In the records that follow, locate every line with "Anii" and extract it.
++++ Data entries ++++
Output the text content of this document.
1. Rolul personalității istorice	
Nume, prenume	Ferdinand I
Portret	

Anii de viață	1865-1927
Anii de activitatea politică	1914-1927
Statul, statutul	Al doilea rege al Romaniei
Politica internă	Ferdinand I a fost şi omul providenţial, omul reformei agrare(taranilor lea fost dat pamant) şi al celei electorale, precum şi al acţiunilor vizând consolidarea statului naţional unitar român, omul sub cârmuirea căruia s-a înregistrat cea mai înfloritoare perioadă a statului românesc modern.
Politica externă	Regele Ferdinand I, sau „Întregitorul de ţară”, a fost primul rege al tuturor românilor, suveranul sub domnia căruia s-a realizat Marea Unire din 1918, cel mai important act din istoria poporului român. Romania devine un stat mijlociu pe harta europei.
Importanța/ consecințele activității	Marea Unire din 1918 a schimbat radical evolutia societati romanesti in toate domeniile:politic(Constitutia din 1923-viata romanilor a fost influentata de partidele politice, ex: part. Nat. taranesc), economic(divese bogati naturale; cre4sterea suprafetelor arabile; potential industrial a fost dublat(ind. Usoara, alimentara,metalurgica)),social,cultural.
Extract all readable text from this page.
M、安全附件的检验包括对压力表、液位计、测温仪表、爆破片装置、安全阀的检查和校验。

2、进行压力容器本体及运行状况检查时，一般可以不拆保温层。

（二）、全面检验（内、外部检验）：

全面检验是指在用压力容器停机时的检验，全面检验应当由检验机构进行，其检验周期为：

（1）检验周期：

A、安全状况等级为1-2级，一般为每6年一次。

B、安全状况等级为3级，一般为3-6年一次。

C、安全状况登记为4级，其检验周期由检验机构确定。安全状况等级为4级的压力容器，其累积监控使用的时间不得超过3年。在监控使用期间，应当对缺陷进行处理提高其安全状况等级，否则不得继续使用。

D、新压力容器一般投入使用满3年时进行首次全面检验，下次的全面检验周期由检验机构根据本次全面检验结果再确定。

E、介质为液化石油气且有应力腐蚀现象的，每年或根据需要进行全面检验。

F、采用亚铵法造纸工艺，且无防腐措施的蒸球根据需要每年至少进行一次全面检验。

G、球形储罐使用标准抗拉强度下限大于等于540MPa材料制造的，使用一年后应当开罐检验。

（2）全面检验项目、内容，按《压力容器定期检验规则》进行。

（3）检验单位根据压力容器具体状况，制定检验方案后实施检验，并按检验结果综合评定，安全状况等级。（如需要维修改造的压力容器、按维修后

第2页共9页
++++
Solution for this task:
Anii de viață	1865-1927
Anii de activitatea politică	1914-1927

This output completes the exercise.